■ Prompt:
Repeat the full listing, word for word.

- - - - - - -

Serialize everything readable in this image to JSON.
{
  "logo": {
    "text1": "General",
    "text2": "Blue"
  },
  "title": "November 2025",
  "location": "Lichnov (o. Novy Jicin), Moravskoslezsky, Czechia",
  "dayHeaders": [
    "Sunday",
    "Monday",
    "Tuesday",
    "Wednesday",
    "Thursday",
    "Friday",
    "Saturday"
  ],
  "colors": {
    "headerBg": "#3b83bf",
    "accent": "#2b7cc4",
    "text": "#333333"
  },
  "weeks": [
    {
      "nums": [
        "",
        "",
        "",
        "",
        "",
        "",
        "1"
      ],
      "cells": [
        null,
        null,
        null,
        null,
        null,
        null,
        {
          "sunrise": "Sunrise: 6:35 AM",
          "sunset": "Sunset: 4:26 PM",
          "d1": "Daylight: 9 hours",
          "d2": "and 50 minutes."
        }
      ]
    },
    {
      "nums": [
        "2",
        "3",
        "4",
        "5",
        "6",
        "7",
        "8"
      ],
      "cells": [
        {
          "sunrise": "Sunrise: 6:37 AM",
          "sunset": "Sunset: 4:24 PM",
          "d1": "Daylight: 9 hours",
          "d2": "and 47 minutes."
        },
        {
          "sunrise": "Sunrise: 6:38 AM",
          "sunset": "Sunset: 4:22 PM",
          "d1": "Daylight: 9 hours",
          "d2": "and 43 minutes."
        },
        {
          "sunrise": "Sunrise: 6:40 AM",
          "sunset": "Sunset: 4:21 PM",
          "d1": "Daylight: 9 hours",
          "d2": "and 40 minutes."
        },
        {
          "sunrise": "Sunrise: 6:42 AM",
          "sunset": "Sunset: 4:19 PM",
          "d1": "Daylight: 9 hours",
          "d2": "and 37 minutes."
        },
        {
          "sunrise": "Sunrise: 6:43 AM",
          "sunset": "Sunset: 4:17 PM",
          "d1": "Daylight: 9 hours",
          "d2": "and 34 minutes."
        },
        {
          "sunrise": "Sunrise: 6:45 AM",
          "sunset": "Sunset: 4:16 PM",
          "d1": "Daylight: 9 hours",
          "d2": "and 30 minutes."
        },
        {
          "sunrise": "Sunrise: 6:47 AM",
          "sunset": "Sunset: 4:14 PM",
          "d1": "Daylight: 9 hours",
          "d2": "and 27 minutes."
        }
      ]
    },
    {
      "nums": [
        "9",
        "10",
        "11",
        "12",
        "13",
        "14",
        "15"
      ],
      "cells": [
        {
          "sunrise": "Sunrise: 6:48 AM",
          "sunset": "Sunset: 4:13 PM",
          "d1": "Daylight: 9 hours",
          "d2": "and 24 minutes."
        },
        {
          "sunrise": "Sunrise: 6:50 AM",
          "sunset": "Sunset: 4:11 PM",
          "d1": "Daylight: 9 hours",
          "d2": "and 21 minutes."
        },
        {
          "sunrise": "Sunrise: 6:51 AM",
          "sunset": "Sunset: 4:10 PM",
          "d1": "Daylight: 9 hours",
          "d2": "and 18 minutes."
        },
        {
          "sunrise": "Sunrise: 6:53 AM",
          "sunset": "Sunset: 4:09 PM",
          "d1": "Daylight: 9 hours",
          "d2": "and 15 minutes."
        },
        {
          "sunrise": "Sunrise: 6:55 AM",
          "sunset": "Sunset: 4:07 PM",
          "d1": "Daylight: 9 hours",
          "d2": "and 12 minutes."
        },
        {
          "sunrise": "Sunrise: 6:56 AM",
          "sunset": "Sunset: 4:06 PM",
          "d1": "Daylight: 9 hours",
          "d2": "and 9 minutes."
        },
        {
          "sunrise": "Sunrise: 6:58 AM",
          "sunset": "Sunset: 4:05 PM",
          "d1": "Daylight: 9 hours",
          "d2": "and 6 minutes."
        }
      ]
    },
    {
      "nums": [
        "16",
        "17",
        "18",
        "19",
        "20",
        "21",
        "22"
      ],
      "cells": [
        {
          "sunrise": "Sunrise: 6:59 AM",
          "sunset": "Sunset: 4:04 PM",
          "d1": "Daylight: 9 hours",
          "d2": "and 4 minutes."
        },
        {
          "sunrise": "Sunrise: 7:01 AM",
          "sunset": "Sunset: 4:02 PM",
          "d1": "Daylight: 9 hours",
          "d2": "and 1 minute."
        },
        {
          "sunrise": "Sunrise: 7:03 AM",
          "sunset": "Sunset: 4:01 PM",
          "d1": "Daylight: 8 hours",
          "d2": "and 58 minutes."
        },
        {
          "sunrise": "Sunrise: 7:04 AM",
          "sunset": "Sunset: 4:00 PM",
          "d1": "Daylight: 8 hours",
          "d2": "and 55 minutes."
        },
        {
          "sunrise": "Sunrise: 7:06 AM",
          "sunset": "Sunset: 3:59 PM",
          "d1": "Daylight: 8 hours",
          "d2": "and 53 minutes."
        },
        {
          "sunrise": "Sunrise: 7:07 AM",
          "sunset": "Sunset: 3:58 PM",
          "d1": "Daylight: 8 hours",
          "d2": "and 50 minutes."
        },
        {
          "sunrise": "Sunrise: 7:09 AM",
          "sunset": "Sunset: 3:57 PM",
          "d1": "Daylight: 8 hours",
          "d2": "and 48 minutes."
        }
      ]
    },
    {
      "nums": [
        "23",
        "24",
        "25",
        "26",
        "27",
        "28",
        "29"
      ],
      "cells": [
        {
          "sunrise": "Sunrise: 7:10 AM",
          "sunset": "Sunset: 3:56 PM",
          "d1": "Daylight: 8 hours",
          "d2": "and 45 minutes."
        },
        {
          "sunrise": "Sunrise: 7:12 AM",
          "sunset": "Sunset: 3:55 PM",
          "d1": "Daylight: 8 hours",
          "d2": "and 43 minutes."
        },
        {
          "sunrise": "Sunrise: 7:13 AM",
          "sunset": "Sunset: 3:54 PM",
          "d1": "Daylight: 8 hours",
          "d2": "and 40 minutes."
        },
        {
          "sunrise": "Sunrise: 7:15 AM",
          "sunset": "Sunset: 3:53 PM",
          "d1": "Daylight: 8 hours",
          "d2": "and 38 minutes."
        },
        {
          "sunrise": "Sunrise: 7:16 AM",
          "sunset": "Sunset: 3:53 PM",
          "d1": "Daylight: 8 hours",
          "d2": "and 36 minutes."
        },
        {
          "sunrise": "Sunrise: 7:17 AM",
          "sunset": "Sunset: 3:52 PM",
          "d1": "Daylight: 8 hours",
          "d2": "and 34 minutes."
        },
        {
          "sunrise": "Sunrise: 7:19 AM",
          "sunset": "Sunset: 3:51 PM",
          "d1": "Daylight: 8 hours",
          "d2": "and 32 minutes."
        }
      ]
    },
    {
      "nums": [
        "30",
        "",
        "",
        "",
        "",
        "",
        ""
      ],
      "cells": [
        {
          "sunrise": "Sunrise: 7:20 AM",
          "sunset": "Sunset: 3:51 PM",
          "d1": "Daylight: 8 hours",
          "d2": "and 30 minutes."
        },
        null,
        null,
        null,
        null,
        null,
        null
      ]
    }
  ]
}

- - - - - - -

■ Problem solution:
Serialize everything readable in this image to JSON.
{
  "logo": {
    "text1": "General",
    "text2": "Blue"
  },
  "title": "November 2025",
  "location": "Lichnov (o. Novy Jicin), Moravskoslezsky, Czechia",
  "dayHeaders": [
    "Sunday",
    "Monday",
    "Tuesday",
    "Wednesday",
    "Thursday",
    "Friday",
    "Saturday"
  ],
  "colors": {
    "headerBg": "#3b83bf",
    "accent": "#2b7cc4",
    "text": "#333333"
  },
  "weeks": [
    {
      "nums": [
        "",
        "",
        "",
        "",
        "",
        "",
        "1"
      ],
      "cells": [
        null,
        null,
        null,
        null,
        null,
        null,
        {
          "sunrise": "Sunrise: 6:35 AM",
          "sunset": "Sunset: 4:26 PM",
          "d1": "Daylight: 9 hours",
          "d2": "and 50 minutes."
        }
      ]
    },
    {
      "nums": [
        "2",
        "3",
        "4",
        "5",
        "6",
        "7",
        "8"
      ],
      "cells": [
        {
          "sunrise": "Sunrise: 6:37 AM",
          "sunset": "Sunset: 4:24 PM",
          "d1": "Daylight: 9 hours",
          "d2": "and 47 minutes."
        },
        {
          "sunrise": "Sunrise: 6:38 AM",
          "sunset": "Sunset: 4:22 PM",
          "d1": "Daylight: 9 hours",
          "d2": "and 43 minutes."
        },
        {
          "sunrise": "Sunrise: 6:40 AM",
          "sunset": "Sunset: 4:21 PM",
          "d1": "Daylight: 9 hours",
          "d2": "and 40 minutes."
        },
        {
          "sunrise": "Sunrise: 6:42 AM",
          "sunset": "Sunset: 4:19 PM",
          "d1": "Daylight: 9 hours",
          "d2": "and 37 minutes."
        },
        {
          "sunrise": "Sunrise: 6:43 AM",
          "sunset": "Sunset: 4:17 PM",
          "d1": "Daylight: 9 hours",
          "d2": "and 34 minutes."
        },
        {
          "sunrise": "Sunrise: 6:45 AM",
          "sunset": "Sunset: 4:16 PM",
          "d1": "Daylight: 9 hours",
          "d2": "and 30 minutes."
        },
        {
          "sunrise": "Sunrise: 6:47 AM",
          "sunset": "Sunset: 4:14 PM",
          "d1": "Daylight: 9 hours",
          "d2": "and 27 minutes."
        }
      ]
    },
    {
      "nums": [
        "9",
        "10",
        "11",
        "12",
        "13",
        "14",
        "15"
      ],
      "cells": [
        {
          "sunrise": "Sunrise: 6:48 AM",
          "sunset": "Sunset: 4:13 PM",
          "d1": "Daylight: 9 hours",
          "d2": "and 24 minutes."
        },
        {
          "sunrise": "Sunrise: 6:50 AM",
          "sunset": "Sunset: 4:11 PM",
          "d1": "Daylight: 9 hours",
          "d2": "and 21 minutes."
        },
        {
          "sunrise": "Sunrise: 6:51 AM",
          "sunset": "Sunset: 4:10 PM",
          "d1": "Daylight: 9 hours",
          "d2": "and 18 minutes."
        },
        {
          "sunrise": "Sunrise: 6:53 AM",
          "sunset": "Sunset: 4:09 PM",
          "d1": "Daylight: 9 hours",
          "d2": "and 15 minutes."
        },
        {
          "sunrise": "Sunrise: 6:55 AM",
          "sunset": "Sunset: 4:07 PM",
          "d1": "Daylight: 9 hours",
          "d2": "and 12 minutes."
        },
        {
          "sunrise": "Sunrise: 6:56 AM",
          "sunset": "Sunset: 4:06 PM",
          "d1": "Daylight: 9 hours",
          "d2": "and 9 minutes."
        },
        {
          "sunrise": "Sunrise: 6:58 AM",
          "sunset": "Sunset: 4:05 PM",
          "d1": "Daylight: 9 hours",
          "d2": "and 6 minutes."
        }
      ]
    },
    {
      "nums": [
        "16",
        "17",
        "18",
        "19",
        "20",
        "21",
        "22"
      ],
      "cells": [
        {
          "sunrise": "Sunrise: 6:59 AM",
          "sunset": "Sunset: 4:04 PM",
          "d1": "Daylight: 9 hours",
          "d2": "and 4 minutes."
        },
        {
          "sunrise": "Sunrise: 7:01 AM",
          "sunset": "Sunset: 4:02 PM",
          "d1": "Daylight: 9 hours",
          "d2": "and 1 minute."
        },
        {
          "sunrise": "Sunrise: 7:03 AM",
          "sunset": "Sunset: 4:01 PM",
          "d1": "Daylight: 8 hours",
          "d2": "and 58 minutes."
        },
        {
          "sunrise": "Sunrise: 7:04 AM",
          "sunset": "Sunset: 4:00 PM",
          "d1": "Daylight: 8 hours",
          "d2": "and 55 minutes."
        },
        {
          "sunrise": "Sunrise: 7:06 AM",
          "sunset": "Sunset: 3:59 PM",
          "d1": "Daylight: 8 hours",
          "d2": "and 53 minutes."
        },
        {
          "sunrise": "Sunrise: 7:07 AM",
          "sunset": "Sunset: 3:58 PM",
          "d1": "Daylight: 8 hours",
          "d2": "and 50 minutes."
        },
        {
          "sunrise": "Sunrise: 7:09 AM",
          "sunset": "Sunset: 3:57 PM",
          "d1": "Daylight: 8 hours",
          "d2": "and 48 minutes."
        }
      ]
    },
    {
      "nums": [
        "23",
        "24",
        "25",
        "26",
        "27",
        "28",
        "29"
      ],
      "cells": [
        {
          "sunrise": "Sunrise: 7:10 AM",
          "sunset": "Sunset: 3:56 PM",
          "d1": "Daylight: 8 hours",
          "d2": "and 45 minutes."
        },
        {
          "sunrise": "Sunrise: 7:12 AM",
          "sunset": "Sunset: 3:55 PM",
          "d1": "Daylight: 8 hours",
          "d2": "and 43 minutes."
        },
        {
          "sunrise": "Sunrise: 7:13 AM",
          "sunset": "Sunset: 3:54 PM",
          "d1": "Daylight: 8 hours",
          "d2": "and 40 minutes."
        },
        {
          "sunrise": "Sunrise: 7:15 AM",
          "sunset": "Sunset: 3:53 PM",
          "d1": "Daylight: 8 hours",
          "d2": "and 38 minutes."
        },
        {
          "sunrise": "Sunrise: 7:16 AM",
          "sunset": "Sunset: 3:53 PM",
          "d1": "Daylight: 8 hours",
          "d2": "and 36 minutes."
        },
        {
          "sunrise": "Sunrise: 7:17 AM",
          "sunset": "Sunset: 3:52 PM",
          "d1": "Daylight: 8 hours",
          "d2": "and 34 minutes."
        },
        {
          "sunrise": "Sunrise: 7:19 AM",
          "sunset": "Sunset: 3:51 PM",
          "d1": "Daylight: 8 hours",
          "d2": "and 32 minutes."
        }
      ]
    },
    {
      "nums": [
        "30",
        "",
        "",
        "",
        "",
        "",
        ""
      ],
      "cells": [
        {
          "sunrise": "Sunrise: 7:20 AM",
          "sunset": "Sunset: 3:51 PM",
          "d1": "Daylight: 8 hours",
          "d2": "and 30 minutes."
        },
        null,
        null,
        null,
        null,
        null,
        null
      ]
    }
  ]
}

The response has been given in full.